Gather all lines in the records below that include the word "rmse".

──────── DATA SUPPLIED

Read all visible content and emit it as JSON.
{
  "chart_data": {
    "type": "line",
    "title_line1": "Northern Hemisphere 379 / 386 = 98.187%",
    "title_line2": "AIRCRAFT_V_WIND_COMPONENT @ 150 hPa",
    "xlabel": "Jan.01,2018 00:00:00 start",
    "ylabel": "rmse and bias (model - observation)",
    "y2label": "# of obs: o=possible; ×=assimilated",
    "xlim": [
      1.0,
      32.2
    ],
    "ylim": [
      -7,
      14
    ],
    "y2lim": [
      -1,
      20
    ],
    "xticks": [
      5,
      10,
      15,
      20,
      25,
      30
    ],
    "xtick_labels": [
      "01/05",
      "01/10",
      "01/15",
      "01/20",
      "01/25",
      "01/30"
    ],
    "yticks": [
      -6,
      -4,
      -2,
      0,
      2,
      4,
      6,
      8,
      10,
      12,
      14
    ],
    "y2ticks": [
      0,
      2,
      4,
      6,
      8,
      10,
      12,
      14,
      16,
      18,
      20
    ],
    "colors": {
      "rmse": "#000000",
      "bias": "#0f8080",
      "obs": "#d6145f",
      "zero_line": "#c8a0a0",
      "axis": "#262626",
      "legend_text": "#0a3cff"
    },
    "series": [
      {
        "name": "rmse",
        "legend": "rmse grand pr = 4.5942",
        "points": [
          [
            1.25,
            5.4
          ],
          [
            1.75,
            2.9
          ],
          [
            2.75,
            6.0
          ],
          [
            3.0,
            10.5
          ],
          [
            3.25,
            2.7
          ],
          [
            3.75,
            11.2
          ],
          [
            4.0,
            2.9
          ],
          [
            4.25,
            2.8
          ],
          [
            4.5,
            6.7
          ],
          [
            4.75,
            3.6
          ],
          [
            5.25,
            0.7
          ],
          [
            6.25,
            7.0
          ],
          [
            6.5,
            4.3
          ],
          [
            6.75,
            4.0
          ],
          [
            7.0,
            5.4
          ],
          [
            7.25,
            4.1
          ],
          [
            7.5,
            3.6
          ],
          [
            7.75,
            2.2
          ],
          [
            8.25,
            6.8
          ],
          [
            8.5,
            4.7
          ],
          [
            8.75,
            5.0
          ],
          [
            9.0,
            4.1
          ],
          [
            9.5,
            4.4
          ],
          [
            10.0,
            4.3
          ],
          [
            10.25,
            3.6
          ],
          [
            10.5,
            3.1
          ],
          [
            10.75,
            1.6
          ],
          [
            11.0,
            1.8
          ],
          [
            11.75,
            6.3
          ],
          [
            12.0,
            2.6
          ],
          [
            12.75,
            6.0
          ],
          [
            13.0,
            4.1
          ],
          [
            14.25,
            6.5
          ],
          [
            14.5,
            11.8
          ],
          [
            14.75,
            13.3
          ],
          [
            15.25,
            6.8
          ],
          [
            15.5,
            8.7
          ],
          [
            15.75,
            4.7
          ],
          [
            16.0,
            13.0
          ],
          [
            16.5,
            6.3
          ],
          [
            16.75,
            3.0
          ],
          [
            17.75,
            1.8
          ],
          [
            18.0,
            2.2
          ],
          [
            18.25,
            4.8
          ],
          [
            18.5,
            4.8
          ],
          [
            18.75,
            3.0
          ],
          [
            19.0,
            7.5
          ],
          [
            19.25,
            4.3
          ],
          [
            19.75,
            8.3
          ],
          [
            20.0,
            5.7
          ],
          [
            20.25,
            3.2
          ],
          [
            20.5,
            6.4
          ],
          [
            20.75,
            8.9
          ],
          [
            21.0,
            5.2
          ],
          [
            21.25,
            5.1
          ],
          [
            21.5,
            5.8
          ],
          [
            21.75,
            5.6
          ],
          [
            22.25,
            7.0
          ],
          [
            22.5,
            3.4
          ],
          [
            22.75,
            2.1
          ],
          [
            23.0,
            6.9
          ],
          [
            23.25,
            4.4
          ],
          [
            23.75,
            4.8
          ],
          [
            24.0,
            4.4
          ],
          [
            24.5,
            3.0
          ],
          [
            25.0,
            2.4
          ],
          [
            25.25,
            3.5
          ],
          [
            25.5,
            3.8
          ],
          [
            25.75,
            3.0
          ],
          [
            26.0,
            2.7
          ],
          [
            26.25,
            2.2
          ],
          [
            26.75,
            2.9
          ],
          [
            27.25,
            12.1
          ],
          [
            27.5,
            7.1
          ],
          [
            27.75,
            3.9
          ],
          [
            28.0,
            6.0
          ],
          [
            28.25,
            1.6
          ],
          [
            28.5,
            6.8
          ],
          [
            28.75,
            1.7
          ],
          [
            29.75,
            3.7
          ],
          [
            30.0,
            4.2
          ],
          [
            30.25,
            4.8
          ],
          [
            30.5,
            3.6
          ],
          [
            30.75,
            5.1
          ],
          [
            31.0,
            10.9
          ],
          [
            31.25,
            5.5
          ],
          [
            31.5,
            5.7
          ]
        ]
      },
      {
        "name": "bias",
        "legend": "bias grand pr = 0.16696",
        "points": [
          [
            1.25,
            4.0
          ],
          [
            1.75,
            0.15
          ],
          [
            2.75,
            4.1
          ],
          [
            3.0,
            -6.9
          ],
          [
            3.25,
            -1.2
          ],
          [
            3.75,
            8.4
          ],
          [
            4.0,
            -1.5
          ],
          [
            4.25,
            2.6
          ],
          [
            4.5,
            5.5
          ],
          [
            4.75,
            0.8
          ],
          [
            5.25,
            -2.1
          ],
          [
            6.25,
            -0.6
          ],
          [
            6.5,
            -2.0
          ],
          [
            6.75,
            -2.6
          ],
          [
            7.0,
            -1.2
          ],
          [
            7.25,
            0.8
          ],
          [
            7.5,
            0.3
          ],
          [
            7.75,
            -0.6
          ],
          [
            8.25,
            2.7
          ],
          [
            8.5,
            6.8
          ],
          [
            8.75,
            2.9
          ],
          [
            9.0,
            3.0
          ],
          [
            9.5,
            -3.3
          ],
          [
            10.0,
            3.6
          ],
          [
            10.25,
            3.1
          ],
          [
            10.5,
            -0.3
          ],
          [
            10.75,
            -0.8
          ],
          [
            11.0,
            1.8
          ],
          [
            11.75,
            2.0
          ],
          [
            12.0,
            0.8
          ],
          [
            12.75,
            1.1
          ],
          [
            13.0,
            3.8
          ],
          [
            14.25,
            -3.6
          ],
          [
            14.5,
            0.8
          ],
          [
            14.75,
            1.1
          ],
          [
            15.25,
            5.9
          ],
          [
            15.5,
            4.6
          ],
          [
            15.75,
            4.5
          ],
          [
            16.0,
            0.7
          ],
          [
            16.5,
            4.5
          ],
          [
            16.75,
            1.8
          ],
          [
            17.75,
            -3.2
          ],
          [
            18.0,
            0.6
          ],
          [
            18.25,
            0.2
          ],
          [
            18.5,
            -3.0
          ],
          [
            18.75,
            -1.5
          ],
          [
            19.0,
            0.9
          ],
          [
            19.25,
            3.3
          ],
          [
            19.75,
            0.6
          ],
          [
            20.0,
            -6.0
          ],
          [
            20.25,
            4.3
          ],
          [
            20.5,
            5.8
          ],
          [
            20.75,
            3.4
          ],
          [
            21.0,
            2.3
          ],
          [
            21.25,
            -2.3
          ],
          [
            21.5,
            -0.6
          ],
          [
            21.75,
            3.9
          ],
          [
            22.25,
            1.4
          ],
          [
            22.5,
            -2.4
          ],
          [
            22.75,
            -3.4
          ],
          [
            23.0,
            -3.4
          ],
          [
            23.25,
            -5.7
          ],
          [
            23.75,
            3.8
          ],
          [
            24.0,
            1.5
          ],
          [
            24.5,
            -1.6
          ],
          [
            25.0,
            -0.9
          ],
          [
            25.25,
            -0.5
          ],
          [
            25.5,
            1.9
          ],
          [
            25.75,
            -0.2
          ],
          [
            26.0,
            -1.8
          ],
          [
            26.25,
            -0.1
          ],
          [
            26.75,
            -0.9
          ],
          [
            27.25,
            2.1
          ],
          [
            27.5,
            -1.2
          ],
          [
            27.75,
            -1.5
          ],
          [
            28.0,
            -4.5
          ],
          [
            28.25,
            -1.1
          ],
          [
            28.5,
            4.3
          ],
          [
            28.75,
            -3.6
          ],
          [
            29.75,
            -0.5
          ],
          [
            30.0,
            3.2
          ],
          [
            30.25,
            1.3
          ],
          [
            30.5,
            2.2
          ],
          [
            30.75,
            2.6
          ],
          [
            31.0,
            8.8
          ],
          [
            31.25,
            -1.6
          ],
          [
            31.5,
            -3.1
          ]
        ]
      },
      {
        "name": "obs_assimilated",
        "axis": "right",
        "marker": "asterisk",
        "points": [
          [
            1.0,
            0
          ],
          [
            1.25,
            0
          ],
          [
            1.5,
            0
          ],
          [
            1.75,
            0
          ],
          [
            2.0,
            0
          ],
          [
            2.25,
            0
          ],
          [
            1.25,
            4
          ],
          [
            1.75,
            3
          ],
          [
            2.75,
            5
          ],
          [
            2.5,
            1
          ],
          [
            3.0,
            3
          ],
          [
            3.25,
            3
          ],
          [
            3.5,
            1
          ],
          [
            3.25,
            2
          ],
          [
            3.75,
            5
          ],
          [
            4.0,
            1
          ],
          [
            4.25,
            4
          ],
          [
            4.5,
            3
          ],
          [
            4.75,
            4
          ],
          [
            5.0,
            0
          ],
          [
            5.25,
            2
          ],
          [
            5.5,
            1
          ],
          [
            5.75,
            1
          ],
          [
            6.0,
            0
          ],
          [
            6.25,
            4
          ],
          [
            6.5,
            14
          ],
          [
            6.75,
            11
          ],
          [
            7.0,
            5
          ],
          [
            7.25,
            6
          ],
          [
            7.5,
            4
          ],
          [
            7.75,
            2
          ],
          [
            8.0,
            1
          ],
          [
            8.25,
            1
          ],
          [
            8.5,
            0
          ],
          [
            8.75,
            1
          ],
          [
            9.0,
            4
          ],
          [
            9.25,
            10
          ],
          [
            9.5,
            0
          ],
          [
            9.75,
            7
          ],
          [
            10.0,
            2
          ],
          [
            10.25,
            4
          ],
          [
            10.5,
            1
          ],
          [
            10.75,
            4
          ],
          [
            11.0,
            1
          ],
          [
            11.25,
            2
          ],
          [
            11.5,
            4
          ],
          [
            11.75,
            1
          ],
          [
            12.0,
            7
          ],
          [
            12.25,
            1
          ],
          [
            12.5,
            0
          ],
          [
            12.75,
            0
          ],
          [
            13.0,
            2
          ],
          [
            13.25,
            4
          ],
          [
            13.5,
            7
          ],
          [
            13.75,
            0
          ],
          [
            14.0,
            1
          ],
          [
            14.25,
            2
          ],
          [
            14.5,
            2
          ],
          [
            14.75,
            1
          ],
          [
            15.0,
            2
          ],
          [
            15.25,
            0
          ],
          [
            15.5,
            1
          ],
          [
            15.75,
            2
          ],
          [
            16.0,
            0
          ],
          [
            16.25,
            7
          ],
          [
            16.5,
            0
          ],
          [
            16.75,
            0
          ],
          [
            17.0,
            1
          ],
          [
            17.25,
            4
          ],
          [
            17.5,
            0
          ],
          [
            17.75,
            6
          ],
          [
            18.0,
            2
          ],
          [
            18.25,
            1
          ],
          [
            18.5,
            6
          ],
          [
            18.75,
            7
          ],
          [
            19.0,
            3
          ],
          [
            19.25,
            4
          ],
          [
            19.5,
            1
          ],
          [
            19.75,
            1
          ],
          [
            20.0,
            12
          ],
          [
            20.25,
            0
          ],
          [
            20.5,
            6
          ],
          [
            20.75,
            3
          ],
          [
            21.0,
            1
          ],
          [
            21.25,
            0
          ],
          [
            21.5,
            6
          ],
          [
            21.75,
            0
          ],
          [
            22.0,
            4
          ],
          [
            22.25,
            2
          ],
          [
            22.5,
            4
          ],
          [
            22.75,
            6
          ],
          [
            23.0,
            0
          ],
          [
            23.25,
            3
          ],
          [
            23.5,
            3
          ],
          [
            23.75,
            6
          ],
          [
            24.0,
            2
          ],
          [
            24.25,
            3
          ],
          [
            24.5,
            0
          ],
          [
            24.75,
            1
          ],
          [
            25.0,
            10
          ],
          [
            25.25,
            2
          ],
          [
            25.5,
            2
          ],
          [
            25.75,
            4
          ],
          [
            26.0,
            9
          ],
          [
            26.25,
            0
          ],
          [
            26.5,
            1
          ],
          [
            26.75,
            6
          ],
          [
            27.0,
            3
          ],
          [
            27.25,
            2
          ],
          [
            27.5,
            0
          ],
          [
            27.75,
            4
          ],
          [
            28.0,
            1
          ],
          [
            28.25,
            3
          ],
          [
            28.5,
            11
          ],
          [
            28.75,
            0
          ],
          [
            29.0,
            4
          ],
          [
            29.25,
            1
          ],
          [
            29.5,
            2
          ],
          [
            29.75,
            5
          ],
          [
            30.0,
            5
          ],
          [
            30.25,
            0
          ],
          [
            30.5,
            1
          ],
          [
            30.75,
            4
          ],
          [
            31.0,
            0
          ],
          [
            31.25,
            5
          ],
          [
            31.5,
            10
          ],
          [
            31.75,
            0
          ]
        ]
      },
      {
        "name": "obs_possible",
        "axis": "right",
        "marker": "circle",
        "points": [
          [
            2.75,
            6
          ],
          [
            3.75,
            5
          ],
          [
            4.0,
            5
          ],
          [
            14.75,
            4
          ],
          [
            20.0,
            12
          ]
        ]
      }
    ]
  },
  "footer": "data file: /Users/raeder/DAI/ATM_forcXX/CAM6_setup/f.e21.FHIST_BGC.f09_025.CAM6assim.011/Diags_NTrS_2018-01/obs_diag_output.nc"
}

────────────────

**RIGHT ANSWER:**
    "ylabel": "rmse and bias (model - observation)",
      "rmse": "#000000",
        "name": "rmse",
        "legend": "rmse grand pr = 4.5942",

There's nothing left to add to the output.